▶ **Exercise instructions**: Please convert the material, from its first line up to and including the line with "data-label: 32%: [387, 261, 420, 279]", into a JSON list of strings with one string per line, leaving out any blank lines.

***** Data for the task

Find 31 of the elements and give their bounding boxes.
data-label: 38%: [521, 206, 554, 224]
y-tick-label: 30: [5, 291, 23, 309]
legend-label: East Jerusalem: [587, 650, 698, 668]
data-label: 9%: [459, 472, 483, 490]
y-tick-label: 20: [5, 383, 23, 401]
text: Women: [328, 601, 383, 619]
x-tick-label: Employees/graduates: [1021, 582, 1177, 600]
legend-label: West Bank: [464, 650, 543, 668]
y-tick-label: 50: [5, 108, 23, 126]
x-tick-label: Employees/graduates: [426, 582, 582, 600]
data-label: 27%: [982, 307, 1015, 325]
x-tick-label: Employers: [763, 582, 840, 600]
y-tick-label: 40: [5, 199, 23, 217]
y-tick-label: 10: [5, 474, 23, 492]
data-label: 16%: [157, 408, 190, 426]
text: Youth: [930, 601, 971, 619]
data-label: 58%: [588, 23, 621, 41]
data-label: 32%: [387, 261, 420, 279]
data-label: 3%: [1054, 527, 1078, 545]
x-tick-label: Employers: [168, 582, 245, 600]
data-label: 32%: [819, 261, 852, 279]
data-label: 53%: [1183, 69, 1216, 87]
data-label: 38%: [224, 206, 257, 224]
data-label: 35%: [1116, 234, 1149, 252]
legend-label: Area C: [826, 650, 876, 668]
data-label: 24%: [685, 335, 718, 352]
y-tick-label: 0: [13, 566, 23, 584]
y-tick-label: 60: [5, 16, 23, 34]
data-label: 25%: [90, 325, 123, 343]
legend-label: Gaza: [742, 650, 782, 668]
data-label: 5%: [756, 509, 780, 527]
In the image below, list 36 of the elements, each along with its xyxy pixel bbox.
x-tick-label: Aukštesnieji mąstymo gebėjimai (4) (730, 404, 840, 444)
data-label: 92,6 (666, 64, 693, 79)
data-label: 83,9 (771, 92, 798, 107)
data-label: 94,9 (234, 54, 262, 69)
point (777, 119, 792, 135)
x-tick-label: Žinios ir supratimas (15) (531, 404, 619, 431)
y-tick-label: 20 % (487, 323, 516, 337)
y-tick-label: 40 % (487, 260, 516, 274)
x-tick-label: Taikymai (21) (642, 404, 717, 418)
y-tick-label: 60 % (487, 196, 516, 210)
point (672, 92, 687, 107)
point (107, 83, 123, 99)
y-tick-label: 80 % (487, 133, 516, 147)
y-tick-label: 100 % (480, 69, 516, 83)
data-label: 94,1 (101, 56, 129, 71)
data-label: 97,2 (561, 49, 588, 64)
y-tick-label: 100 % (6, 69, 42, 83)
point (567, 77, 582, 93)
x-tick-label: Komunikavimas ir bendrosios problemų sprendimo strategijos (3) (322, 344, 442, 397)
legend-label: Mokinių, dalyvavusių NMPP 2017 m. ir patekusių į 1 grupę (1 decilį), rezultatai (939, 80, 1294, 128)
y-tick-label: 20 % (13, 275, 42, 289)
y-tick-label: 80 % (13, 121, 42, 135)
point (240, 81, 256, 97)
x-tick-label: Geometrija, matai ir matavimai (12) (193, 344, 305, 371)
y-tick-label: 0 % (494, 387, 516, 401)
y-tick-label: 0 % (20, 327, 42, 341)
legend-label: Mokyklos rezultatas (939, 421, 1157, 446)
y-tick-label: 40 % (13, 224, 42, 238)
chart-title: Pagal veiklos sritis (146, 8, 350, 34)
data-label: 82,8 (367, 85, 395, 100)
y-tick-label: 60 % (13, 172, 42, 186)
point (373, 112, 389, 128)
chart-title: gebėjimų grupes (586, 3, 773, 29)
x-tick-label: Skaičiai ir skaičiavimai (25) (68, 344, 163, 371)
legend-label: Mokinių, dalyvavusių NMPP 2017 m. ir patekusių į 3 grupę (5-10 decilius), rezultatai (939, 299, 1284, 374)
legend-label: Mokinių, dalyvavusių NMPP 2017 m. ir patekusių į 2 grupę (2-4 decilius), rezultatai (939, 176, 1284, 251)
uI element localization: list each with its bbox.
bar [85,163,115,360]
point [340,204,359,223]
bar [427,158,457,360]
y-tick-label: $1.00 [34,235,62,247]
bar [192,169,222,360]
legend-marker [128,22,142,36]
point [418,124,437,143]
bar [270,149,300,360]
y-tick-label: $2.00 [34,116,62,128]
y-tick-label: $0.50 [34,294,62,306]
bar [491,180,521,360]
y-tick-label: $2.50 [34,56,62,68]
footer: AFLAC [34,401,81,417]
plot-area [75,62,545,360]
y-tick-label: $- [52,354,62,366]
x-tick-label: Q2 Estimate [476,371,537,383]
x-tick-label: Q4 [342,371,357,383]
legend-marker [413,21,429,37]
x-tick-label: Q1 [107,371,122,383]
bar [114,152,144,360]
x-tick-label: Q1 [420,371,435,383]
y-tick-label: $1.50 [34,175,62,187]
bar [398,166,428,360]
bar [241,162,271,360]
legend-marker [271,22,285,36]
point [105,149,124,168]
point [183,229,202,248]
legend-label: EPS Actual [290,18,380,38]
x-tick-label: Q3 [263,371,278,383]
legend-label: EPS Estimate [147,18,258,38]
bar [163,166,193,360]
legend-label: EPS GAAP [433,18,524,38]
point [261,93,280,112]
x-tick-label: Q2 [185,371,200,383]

**********

▶ **Worked answer**:
[
  "Find 31 of the elements and give their bounding boxes.",
  "data-label: 38%: [521, 206, 554, 224]",
  "y-tick-label: 30: [5, 291, 23, 309]",
  "legend-label: East Jerusalem: [587, 650, 698, 668]",
  "data-label: 9%: [459, 472, 483, 490]",
  "y-tick-label: 20: [5, 383, 23, 401]",
  "text: Women: [328, 601, 383, 619]",
  "x-tick-label: Employees/graduates: [1021, 582, 1177, 600]",
  "legend-label: West Bank: [464, 650, 543, 668]",
  "y-tick-label: 50: [5, 108, 23, 126]",
  "x-tick-label: Employees/graduates: [426, 582, 582, 600]",
  "data-label: 27%: [982, 307, 1015, 325]",
  "x-tick-label: Employers: [763, 582, 840, 600]",
  "y-tick-label: 40: [5, 199, 23, 217]",
  "y-tick-label: 10: [5, 474, 23, 492]",
  "data-label: 16%: [157, 408, 190, 426]",
  "text: Youth: [930, 601, 971, 619]",
  "data-label: 58%: [588, 23, 621, 41]",
  "data-label: 32%: [387, 261, 420, 279]"
]